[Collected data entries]

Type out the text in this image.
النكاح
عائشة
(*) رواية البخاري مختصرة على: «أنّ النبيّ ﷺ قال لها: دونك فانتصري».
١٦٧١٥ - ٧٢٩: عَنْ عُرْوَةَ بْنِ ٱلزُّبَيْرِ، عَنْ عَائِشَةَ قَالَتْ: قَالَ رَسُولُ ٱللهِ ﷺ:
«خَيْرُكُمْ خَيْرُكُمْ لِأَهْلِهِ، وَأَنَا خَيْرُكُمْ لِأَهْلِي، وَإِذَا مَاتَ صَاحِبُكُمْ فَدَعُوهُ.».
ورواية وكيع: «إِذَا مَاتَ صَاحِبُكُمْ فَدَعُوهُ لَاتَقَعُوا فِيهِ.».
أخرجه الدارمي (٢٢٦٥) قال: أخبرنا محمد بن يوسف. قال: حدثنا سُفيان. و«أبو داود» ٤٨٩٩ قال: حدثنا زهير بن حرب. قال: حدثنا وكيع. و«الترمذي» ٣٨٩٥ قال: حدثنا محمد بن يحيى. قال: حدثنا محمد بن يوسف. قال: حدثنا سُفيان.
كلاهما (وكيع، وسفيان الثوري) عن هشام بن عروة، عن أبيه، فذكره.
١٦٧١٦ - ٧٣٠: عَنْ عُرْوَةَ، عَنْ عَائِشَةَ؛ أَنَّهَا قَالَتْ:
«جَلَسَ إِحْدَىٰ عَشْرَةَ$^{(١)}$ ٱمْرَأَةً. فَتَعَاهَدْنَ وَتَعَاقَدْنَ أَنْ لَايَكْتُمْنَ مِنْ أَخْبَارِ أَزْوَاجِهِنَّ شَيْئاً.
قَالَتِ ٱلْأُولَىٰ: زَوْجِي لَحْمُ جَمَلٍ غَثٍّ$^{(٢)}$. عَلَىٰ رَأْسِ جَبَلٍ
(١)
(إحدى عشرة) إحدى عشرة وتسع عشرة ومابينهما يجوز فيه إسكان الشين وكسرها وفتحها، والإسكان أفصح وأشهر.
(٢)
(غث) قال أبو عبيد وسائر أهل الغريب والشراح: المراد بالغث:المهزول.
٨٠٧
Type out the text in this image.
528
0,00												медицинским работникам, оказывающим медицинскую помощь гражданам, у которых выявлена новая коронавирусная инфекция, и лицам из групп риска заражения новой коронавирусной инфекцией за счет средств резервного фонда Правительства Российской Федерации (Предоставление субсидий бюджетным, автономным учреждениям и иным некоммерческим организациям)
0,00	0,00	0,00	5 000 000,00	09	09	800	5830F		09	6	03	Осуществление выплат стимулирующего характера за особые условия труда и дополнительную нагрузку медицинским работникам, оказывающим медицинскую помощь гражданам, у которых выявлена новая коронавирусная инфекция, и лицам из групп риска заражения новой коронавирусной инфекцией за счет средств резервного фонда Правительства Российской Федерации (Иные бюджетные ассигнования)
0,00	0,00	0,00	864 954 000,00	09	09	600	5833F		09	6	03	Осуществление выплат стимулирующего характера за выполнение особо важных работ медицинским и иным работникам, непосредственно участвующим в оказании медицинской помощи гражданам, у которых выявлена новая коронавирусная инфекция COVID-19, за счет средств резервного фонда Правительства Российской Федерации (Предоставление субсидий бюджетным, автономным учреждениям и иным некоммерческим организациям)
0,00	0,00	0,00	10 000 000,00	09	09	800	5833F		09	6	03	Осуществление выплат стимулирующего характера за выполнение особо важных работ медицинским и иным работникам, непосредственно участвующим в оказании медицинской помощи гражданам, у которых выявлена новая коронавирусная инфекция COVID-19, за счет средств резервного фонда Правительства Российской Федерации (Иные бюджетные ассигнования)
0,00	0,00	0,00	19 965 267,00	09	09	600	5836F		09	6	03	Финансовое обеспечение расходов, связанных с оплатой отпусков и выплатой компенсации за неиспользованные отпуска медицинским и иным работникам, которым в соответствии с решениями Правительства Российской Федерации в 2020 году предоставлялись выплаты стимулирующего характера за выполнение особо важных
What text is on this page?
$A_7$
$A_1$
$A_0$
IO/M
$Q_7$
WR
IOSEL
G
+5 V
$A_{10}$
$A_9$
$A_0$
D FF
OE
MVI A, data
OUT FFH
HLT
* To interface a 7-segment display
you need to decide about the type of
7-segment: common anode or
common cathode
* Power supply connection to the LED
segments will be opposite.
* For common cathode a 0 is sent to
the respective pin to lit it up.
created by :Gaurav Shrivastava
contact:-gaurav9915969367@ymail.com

◆ **PROMPT**
Pull every line containing "субсидий" out of the records.

◆ **THE RESULT**
0,00												медицинским работникам, оказывающим медицинскую помощь гражданам, у которых выявлена новая коронавирусная инфекция, и лицам из групп риска заражения новой коронавирусной инфекцией за счет средств резервного фонда Правительства Российской Федерации (Предоставление субсидий бюджетным, автономным учреждениям и иным некоммерческим организациям)
0,00	0,00	0,00	864 954 000,00	09	09	600	5833F		09	6	03	Осуществление выплат стимулирующего характера за выполнение особо важных работ медицинским и иным работникам, непосредственно участвующим в оказании медицинской помощи гражданам, у которых выявлена новая коронавирусная инфекция COVID-19, за счет средств резервного фонда Правительства Российской Федерации (Предоставление субсидий бюджетным, автономным учреждениям и иным некоммерческим организациям)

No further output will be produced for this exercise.